**Records for processing:**
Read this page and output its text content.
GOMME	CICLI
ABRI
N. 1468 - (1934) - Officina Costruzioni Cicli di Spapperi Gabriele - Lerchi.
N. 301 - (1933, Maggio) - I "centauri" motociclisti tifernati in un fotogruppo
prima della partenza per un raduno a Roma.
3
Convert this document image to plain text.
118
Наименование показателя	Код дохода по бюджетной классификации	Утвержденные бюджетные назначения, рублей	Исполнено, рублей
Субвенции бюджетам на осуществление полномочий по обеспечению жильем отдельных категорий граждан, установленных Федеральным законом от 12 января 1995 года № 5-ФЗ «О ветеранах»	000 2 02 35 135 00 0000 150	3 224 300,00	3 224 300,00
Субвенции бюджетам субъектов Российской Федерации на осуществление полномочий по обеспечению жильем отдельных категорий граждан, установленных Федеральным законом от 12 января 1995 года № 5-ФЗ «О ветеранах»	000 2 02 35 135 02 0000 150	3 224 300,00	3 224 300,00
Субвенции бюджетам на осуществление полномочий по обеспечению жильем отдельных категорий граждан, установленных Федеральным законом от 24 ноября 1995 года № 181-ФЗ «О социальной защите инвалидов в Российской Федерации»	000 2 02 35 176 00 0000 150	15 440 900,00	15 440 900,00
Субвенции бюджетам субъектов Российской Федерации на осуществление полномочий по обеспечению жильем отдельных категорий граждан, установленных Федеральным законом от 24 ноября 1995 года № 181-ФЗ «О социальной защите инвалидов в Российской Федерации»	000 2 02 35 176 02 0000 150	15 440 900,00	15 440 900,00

**What you have to do:**
Copy every line in the listing above where the string "ветеранах" turns up.

**Exercise result:**
Субвенции бюджетам на осуществление полномочий по обеспечению жильем отдельных категорий граждан, установленных Федеральным законом от 12 января 1995 года № 5-ФЗ «О ветеранах»	000 2 02 35 135 00 0000 150	3 224 300,00	3 224 300,00
Субвенции бюджетам субъектов Российской Федерации на осуществление полномочий по обеспечению жильем отдельных категорий граждан, установленных Федеральным законом от 12 января 1995 года № 5-ФЗ «О ветеранах»	000 2 02 35 135 02 0000 150	3 224 300,00	3 224 300,00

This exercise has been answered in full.